Records supplied:

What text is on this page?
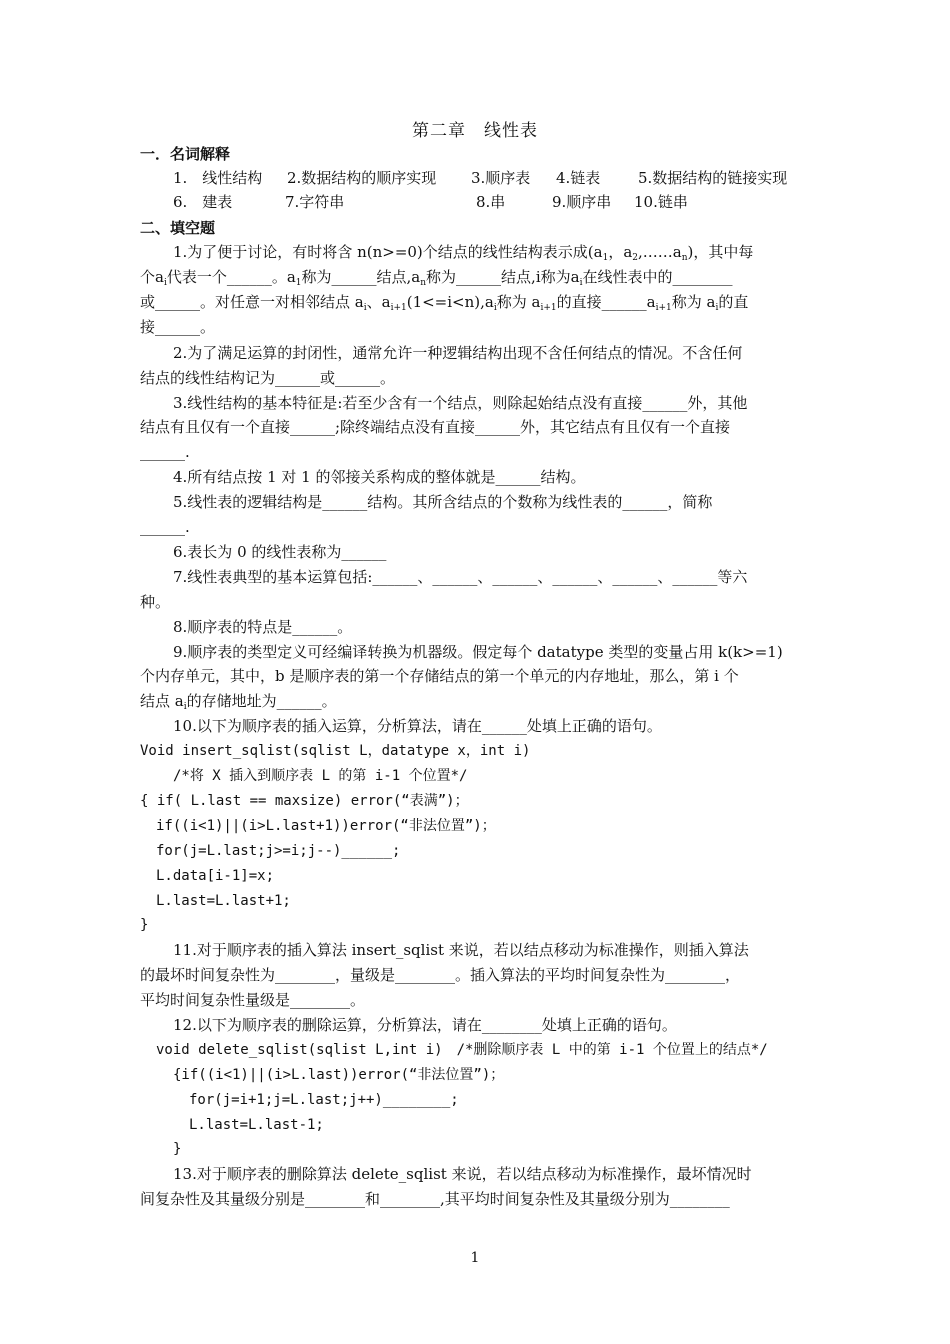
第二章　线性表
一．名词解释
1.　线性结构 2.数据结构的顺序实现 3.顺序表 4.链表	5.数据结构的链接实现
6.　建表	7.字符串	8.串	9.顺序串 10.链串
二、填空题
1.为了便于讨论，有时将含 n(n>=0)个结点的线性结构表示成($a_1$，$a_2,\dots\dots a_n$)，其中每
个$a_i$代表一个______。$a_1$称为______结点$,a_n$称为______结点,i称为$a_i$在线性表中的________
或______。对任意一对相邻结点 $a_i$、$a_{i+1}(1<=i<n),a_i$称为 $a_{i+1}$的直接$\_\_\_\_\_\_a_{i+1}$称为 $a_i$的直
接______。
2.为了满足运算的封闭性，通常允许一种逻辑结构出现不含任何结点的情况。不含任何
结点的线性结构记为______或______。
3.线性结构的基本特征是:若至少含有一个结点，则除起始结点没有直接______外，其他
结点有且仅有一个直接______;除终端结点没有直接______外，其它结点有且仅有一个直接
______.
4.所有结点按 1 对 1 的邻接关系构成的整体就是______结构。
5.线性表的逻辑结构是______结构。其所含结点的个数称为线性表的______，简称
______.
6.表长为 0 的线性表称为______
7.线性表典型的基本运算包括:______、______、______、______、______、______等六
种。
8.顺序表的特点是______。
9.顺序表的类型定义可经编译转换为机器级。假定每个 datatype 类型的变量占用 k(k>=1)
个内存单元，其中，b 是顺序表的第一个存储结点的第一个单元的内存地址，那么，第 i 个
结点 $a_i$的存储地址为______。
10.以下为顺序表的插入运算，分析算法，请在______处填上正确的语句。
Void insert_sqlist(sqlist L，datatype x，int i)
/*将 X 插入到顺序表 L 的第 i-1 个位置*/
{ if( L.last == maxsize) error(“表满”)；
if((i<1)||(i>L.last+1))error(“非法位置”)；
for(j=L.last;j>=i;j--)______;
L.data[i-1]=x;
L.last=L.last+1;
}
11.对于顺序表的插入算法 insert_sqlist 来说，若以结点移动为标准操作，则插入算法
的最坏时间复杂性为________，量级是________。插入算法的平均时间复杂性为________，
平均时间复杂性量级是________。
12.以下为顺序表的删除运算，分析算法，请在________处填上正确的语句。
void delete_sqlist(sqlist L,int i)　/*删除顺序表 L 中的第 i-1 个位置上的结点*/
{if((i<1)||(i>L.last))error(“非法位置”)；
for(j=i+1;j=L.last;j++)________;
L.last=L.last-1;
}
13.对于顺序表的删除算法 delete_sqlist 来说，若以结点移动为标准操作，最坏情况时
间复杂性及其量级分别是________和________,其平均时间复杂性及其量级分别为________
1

==

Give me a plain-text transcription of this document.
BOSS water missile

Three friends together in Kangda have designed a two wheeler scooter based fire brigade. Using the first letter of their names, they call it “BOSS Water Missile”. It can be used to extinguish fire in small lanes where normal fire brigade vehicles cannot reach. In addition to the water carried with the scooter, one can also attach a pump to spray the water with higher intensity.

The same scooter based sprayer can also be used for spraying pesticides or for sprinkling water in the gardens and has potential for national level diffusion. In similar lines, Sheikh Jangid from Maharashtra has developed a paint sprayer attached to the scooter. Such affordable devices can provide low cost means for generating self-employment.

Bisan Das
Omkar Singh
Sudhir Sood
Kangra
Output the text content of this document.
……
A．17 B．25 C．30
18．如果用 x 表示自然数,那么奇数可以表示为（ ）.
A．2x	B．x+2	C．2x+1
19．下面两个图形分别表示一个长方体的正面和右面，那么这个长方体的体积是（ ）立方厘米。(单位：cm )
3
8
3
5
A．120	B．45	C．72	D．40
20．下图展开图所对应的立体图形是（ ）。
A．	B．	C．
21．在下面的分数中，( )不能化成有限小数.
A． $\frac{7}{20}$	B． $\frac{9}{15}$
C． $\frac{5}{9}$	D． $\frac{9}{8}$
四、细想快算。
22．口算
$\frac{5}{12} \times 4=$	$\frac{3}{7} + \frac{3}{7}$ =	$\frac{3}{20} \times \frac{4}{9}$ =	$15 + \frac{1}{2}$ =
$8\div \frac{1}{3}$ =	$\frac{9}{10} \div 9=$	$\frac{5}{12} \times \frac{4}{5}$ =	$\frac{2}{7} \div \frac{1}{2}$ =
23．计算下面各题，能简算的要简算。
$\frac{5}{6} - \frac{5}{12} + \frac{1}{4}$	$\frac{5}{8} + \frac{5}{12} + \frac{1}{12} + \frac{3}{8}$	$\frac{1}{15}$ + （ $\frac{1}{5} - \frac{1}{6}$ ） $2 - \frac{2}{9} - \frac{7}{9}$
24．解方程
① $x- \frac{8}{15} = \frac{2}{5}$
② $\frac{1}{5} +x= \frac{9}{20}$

Aim of the task: Scan the data above and copy every line with "若以结点移动为标准操作" in it.

The answer:
11.对于顺序表的插入算法 insert_sqlist 来说，若以结点移动为标准操作，则插入算法
13.对于顺序表的删除算法 delete_sqlist 来说，若以结点移动为标准操作，最坏情况时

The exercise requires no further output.